Record extracts ::
☆ ☆ ☆ ☆ ☆ ☆ ☆
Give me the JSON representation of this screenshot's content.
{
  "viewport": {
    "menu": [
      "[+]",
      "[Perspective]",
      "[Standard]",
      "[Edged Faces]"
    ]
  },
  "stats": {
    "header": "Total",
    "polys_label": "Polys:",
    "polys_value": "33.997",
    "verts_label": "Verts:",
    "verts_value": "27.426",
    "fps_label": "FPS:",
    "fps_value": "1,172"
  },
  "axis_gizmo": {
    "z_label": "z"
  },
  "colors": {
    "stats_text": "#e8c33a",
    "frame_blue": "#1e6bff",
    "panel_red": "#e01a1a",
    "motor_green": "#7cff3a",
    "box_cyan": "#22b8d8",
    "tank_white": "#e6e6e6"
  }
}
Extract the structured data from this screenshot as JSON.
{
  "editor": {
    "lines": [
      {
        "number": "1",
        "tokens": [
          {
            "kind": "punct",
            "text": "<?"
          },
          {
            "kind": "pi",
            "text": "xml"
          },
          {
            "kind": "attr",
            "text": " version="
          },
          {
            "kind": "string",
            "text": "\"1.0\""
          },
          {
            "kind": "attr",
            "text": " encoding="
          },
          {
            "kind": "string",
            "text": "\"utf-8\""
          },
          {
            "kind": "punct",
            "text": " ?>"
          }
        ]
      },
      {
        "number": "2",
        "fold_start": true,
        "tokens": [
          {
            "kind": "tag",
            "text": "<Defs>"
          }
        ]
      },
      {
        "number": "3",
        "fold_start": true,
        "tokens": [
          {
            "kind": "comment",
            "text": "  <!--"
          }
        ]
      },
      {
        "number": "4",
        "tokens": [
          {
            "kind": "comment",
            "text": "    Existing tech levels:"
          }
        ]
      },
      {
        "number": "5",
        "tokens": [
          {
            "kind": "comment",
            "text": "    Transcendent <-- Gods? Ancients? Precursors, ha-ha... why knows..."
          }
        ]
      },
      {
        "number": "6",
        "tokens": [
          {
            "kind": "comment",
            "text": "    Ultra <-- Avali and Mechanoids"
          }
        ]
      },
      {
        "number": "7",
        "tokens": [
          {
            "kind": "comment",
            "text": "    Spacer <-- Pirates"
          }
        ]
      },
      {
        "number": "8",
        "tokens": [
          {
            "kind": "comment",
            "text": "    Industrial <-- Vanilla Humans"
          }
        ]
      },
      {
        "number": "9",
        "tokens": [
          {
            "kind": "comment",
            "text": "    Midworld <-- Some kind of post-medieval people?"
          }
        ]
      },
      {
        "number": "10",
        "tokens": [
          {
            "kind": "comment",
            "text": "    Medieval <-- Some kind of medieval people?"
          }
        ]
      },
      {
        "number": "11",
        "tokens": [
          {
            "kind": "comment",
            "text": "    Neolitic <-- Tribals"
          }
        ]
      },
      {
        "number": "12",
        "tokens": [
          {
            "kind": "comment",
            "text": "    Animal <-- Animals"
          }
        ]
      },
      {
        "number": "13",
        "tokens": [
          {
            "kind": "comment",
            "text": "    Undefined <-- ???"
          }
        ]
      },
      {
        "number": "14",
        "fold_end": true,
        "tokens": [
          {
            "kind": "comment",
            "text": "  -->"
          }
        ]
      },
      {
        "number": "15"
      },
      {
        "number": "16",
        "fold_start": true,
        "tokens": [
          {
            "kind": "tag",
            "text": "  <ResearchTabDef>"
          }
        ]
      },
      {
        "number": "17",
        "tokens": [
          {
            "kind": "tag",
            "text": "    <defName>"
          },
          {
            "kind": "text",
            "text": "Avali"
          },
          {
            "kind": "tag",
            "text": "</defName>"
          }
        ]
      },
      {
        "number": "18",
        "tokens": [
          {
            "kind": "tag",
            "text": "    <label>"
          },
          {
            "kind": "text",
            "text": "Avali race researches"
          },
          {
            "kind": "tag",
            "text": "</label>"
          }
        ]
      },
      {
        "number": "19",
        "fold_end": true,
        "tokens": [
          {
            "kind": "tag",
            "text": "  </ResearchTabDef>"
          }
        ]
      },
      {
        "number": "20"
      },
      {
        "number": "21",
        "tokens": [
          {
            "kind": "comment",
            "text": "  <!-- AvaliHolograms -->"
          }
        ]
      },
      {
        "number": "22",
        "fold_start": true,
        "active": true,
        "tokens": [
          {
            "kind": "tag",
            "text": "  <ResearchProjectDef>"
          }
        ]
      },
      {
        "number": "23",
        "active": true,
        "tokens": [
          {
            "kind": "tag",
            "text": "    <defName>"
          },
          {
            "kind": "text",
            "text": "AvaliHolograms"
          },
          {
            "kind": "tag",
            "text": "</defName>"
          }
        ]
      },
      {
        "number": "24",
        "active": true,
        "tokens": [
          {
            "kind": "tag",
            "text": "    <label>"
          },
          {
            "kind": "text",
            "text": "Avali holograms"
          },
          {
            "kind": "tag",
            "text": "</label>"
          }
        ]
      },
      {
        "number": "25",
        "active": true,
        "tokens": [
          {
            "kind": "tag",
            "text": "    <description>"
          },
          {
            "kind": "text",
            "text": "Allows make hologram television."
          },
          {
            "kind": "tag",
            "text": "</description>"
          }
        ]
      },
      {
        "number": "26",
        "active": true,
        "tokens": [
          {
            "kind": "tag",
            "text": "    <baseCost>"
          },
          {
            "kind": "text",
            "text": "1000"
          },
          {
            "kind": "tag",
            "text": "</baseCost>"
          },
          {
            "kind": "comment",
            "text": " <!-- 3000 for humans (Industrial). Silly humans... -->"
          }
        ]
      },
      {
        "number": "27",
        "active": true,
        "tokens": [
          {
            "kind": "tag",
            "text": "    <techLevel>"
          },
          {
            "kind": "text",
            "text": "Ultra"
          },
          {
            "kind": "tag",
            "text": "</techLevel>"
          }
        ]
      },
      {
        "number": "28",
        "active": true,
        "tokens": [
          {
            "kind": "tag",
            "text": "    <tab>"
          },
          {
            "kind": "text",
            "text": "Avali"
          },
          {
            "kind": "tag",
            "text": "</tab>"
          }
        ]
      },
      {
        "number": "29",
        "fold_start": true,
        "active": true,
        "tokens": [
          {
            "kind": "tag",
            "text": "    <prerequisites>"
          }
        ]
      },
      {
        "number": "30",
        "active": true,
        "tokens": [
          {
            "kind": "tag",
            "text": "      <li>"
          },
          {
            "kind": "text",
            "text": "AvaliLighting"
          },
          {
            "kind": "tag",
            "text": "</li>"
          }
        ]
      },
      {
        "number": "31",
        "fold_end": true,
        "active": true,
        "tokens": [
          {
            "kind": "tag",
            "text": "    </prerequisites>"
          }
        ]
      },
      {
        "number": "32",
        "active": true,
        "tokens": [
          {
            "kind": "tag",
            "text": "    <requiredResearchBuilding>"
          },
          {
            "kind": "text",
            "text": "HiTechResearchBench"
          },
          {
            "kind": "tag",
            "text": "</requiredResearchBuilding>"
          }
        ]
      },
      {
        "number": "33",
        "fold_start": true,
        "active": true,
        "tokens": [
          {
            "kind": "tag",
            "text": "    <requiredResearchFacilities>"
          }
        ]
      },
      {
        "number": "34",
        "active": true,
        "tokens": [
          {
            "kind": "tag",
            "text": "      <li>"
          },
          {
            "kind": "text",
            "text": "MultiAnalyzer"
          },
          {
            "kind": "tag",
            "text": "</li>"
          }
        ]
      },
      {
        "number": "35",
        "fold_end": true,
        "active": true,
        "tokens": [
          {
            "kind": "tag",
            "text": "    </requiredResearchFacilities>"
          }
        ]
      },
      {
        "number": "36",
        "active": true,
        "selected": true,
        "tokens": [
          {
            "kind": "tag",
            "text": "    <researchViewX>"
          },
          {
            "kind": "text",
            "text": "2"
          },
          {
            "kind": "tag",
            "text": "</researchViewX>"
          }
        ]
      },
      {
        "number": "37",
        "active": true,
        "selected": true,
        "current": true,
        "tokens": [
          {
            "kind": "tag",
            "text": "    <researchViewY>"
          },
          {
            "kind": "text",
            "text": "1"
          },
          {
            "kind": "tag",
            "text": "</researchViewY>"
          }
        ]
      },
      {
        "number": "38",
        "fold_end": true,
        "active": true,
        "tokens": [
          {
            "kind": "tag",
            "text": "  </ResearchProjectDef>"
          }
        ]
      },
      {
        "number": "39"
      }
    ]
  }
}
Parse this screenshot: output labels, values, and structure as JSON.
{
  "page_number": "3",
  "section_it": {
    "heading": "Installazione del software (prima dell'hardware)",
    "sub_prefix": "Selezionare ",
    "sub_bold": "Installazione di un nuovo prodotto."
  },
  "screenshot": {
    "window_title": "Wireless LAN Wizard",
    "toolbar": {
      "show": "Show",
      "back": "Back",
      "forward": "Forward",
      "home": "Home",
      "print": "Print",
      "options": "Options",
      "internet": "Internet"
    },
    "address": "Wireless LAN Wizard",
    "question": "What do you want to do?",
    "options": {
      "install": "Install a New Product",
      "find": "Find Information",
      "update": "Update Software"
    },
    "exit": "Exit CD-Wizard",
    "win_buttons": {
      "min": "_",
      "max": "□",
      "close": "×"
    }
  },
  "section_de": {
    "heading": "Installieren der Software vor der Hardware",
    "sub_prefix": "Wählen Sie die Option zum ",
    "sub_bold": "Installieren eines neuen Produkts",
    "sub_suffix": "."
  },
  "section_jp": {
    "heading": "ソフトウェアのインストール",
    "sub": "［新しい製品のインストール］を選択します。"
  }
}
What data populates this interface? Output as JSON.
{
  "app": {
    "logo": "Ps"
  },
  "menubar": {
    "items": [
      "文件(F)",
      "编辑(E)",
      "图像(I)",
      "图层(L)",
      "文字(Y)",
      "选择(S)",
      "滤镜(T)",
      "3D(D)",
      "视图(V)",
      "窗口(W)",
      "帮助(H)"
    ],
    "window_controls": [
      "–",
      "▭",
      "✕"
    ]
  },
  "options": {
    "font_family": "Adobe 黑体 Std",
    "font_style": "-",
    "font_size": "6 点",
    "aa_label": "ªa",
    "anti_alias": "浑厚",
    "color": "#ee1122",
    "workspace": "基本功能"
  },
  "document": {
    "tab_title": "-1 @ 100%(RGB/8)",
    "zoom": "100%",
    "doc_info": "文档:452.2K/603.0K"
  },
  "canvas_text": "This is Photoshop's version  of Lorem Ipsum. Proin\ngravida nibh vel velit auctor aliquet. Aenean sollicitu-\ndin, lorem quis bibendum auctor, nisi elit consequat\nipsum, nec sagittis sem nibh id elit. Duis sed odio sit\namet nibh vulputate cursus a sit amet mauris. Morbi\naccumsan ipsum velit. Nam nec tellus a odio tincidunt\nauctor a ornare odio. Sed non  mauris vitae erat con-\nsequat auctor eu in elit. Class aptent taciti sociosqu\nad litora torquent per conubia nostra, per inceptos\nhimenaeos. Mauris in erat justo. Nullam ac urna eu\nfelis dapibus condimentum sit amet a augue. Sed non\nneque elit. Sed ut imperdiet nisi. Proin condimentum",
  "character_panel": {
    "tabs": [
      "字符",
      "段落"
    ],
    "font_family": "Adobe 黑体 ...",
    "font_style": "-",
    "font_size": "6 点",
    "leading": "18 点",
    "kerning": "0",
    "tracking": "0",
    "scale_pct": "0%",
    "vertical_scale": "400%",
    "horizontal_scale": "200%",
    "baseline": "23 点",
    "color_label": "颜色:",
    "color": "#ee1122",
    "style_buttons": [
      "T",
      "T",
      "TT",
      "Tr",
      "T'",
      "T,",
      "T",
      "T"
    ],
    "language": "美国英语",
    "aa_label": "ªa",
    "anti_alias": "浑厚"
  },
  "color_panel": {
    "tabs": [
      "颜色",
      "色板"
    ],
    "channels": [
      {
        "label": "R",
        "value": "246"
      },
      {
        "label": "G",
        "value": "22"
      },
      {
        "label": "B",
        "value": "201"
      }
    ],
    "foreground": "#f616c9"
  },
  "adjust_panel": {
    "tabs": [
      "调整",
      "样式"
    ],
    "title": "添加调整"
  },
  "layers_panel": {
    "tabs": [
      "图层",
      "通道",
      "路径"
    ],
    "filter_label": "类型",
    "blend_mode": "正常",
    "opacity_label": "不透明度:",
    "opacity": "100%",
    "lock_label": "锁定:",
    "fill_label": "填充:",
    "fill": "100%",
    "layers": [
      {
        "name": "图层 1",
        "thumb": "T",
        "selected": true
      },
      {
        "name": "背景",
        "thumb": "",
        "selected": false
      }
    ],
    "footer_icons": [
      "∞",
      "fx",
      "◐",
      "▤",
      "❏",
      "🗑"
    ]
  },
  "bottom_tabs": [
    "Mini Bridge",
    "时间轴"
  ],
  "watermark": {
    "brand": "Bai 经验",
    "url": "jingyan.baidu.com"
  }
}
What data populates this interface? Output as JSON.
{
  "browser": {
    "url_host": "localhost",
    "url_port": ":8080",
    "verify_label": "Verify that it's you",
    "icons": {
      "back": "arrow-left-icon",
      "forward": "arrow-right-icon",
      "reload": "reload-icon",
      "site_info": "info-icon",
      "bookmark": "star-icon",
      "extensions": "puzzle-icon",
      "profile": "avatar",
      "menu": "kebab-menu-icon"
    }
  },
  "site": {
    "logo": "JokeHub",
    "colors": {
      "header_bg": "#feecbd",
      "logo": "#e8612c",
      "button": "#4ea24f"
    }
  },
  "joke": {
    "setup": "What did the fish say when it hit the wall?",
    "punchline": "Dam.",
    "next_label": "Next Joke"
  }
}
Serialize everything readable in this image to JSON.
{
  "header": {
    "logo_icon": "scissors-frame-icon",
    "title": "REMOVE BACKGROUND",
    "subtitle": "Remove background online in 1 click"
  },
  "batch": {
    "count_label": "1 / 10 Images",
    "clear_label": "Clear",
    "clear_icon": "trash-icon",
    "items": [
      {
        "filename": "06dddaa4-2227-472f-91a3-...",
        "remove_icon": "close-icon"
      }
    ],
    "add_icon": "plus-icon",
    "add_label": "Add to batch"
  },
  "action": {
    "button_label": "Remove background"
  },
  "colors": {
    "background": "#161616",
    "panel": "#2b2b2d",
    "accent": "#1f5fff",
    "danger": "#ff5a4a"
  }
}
☆ ☆ ☆ ☆ ☆ ☆ ☆
Directions ::
Quote verbatim the line containing "Serialize everything readable" and every line after it through the end of the records above.

Expected output ::
Serialize everything readable in this image to JSON.
{
  "header": {
    "logo_icon": "scissors-frame-icon",
    "title": "REMOVE BACKGROUND",
    "subtitle": "Remove background online in 1 click"
  },
  "batch": {
    "count_label": "1 / 10 Images",
    "clear_label": "Clear",
    "clear_icon": "trash-icon",
    "items": [
      {
        "filename": "06dddaa4-2227-472f-91a3-...",
        "remove_icon": "close-icon"
      }
    ],
    "add_icon": "plus-icon",
    "add_label": "Add to batch"
  },
  "action": {
    "button_label": "Remove background"
  },
  "colors": {
    "background": "#161616",
    "panel": "#2b2b2d",
    "accent": "#1f5fff",
    "danger": "#ff5a4a"
  }
}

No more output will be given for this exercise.